═══ Data to process ═══

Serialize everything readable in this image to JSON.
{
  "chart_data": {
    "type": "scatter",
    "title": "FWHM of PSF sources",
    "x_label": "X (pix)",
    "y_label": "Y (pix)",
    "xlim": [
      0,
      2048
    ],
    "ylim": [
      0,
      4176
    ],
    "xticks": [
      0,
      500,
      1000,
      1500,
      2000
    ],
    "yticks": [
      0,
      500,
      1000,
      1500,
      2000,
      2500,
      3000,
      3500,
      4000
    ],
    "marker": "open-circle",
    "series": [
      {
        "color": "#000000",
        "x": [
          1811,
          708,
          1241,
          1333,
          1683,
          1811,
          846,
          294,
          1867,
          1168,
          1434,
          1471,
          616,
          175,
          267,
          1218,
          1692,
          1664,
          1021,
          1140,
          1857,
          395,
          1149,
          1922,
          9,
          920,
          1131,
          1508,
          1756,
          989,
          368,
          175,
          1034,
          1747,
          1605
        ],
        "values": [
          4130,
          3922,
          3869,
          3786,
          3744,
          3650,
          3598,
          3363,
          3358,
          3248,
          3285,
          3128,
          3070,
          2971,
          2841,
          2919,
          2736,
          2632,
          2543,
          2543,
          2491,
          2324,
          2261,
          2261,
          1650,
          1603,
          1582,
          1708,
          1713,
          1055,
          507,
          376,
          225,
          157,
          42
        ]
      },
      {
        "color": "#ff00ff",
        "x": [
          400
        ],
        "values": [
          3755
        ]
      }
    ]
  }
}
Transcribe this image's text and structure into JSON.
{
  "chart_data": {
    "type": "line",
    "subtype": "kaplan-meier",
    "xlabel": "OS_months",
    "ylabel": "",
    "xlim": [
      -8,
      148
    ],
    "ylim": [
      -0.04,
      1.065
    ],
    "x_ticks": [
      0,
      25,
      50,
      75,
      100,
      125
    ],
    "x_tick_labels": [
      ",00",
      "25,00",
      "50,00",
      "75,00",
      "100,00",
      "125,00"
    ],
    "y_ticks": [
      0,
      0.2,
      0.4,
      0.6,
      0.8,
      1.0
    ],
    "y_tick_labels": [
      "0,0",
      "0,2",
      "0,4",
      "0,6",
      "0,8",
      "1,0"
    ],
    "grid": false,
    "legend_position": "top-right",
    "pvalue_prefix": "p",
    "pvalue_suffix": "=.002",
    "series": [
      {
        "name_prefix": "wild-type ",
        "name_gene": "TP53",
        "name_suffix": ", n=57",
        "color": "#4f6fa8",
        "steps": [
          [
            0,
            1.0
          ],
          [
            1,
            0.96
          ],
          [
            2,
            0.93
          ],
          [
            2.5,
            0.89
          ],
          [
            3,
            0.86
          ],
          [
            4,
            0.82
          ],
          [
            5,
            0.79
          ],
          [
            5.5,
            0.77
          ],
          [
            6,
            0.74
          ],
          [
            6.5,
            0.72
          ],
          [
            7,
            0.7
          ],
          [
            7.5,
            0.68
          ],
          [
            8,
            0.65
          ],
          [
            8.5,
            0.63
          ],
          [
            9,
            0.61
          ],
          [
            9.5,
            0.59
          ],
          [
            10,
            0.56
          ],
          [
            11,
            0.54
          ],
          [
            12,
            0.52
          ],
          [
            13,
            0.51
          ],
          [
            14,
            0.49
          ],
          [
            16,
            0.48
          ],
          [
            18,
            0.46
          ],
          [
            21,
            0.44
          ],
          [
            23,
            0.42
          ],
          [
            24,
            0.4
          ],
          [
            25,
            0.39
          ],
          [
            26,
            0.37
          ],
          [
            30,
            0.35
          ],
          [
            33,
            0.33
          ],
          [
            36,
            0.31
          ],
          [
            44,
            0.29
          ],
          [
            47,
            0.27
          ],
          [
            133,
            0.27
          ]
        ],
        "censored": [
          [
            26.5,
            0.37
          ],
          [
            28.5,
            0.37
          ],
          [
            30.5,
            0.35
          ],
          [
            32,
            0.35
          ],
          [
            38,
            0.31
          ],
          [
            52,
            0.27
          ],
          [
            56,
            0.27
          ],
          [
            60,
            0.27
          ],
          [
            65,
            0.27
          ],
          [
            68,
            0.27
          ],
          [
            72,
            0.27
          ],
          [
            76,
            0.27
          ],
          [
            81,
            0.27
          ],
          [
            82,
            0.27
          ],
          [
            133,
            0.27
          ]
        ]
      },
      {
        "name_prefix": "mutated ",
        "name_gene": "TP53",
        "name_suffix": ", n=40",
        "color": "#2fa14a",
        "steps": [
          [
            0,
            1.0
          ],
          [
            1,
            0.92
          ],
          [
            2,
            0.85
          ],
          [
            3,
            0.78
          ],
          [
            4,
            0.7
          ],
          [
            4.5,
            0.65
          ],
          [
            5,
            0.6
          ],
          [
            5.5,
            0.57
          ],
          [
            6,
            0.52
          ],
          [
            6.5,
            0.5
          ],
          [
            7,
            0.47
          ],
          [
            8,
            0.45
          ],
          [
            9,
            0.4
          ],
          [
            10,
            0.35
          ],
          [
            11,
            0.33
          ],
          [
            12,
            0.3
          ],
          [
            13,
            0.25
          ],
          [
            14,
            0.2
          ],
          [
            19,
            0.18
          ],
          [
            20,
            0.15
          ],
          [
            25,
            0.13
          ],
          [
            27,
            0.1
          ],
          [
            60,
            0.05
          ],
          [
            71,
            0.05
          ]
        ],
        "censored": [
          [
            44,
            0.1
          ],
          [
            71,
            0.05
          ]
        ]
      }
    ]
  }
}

═══

* [Work to be completed]: Copy out each line exactly.

* [The reply]:
Serialize everything readable in this image to JSON.
{
  "chart_data": {
    "type": "scatter",
    "title": "FWHM of PSF sources",
    "x_label": "X (pix)",
    "y_label": "Y (pix)",
    "xlim": [
      0,
      2048
    ],
    "ylim": [
      0,
      4176
    ],
    "xticks": [
      0,
      500,
      1000,
      1500,
      2000
    ],
    "yticks": [
      0,
      500,
      1000,
      1500,
      2000,
      2500,
      3000,
      3500,
      4000
    ],
    "marker": "open-circle",
    "series": [
      {
        "color": "#000000",
        "x": [
          1811,
          708,
          1241,
          1333,
          1683,
          1811,
          846,
          294,
          1867,
          1168,
          1434,
          1471,
          616,
          175,
          267,
          1218,
          1692,
          1664,
          1021,
          1140,
          1857,
          395,
          1149,
          1922,
          9,
          920,
          1131,
          1508,
          1756,
          989,
          368,
          175,
          1034,
          1747,
          1605
        ],
        "values": [
          4130,
          3922,
          3869,
          3786,
          3744,
          3650,
          3598,
          3363,
          3358,
          3248,
          3285,
          3128,
          3070,
          2971,
          2841,
          2919,
          2736,
          2632,
          2543,
          2543,
          2491,
          2324,
          2261,
          2261,
          1650,
          1603,
          1582,
          1708,
          1713,
          1055,
          507,
          376,
          225,
          157,
          42
        ]
      },
      {
        "color": "#ff00ff",
        "x": [
          400
        ],
        "values": [
          3755
        ]
      }
    ]
  }
}
Transcribe this image's text and structure into JSON.
{
  "chart_data": {
    "type": "line",
    "subtype": "kaplan-meier",
    "xlabel": "OS_months",
    "ylabel": "",
    "xlim": [
      -8,
      148
    ],
    "ylim": [
      -0.04,
      1.065
    ],
    "x_ticks": [
      0,
      25,
      50,
      75,
      100,
      125
    ],
    "x_tick_labels": [
      ",00",
      "25,00",
      "50,00",
      "75,00",
      "100,00",
      "125,00"
    ],
    "y_ticks": [
      0,
      0.2,
      0.4,
      0.6,
      0.8,
      1.0
    ],
    "y_tick_labels": [
      "0,0",
      "0,2",
      "0,4",
      "0,6",
      "0,8",
      "1,0"
    ],
    "grid": false,
    "legend_position": "top-right",
    "pvalue_prefix": "p",
    "pvalue_suffix": "=.002",
    "series": [
      {
        "name_prefix": "wild-type ",
        "name_gene": "TP53",
        "name_suffix": ", n=57",
        "color": "#4f6fa8",
        "steps": [
          [
            0,
            1.0
          ],
          [
            1,
            0.96
          ],
          [
            2,
            0.93
          ],
          [
            2.5,
            0.89
          ],
          [
            3,
            0.86
          ],
          [
            4,
            0.82
          ],
          [
            5,
            0.79
          ],
          [
            5.5,
            0.77
          ],
          [
            6,
            0.74
          ],
          [
            6.5,
            0.72
          ],
          [
            7,
            0.7
          ],
          [
            7.5,
            0.68
          ],
          [
            8,
            0.65
          ],
          [
            8.5,
            0.63
          ],
          [
            9,
            0.61
          ],
          [
            9.5,
            0.59
          ],
          [
            10,
            0.56
          ],
          [
            11,
            0.54
          ],
          [
            12,
            0.52
          ],
          [
            13,
            0.51
          ],
          [
            14,
            0.49
          ],
          [
            16,
            0.48
          ],
          [
            18,
            0.46
          ],
          [
            21,
            0.44
          ],
          [
            23,
            0.42
          ],
          [
            24,
            0.4
          ],
          [
            25,
            0.39
          ],
          [
            26,
            0.37
          ],
          [
            30,
            0.35
          ],
          [
            33,
            0.33
          ],
          [
            36,
            0.31
          ],
          [
            44,
            0.29
          ],
          [
            47,
            0.27
          ],
          [
            133,
            0.27
          ]
        ],
        "censored": [
          [
            26.5,
            0.37
          ],
          [
            28.5,
            0.37
          ],
          [
            30.5,
            0.35
          ],
          [
            32,
            0.35
          ],
          [
            38,
            0.31
          ],
          [
            52,
            0.27
          ],
          [
            56,
            0.27
          ],
          [
            60,
            0.27
          ],
          [
            65,
            0.27
          ],
          [
            68,
            0.27
          ],
          [
            72,
            0.27
          ],
          [
            76,
            0.27
          ],
          [
            81,
            0.27
          ],
          [
            82,
            0.27
          ],
          [
            133,
            0.27
          ]
        ]
      },
      {
        "name_prefix": "mutated ",
        "name_gene": "TP53",
        "name_suffix": ", n=40",
        "color": "#2fa14a",
        "steps": [
          [
            0,
            1.0
          ],
          [
            1,
            0.92
          ],
          [
            2,
            0.85
          ],
          [
            3,
            0.78
          ],
          [
            4,
            0.7
          ],
          [
            4.5,
            0.65
          ],
          [
            5,
            0.6
          ],
          [
            5.5,
            0.57
          ],
          [
            6,
            0.52
          ],
          [
            6.5,
            0.5
          ],
          [
            7,
            0.47
          ],
          [
            8,
            0.45
          ],
          [
            9,
            0.4
          ],
          [
            10,
            0.35
          ],
          [
            11,
            0.33
          ],
          [
            12,
            0.3
          ],
          [
            13,
            0.25
          ],
          [
            14,
            0.2
          ],
          [
            19,
            0.18
          ],
          [
            20,
            0.15
          ],
          [
            25,
            0.13
          ],
          [
            27,
            0.1
          ],
          [
            60,
            0.05
          ],
          [
            71,
            0.05
          ]
        ],
        "censored": [
          [
            44,
            0.1
          ],
          [
            71,
            0.05
          ]
        ]
      }
    ]
  }
}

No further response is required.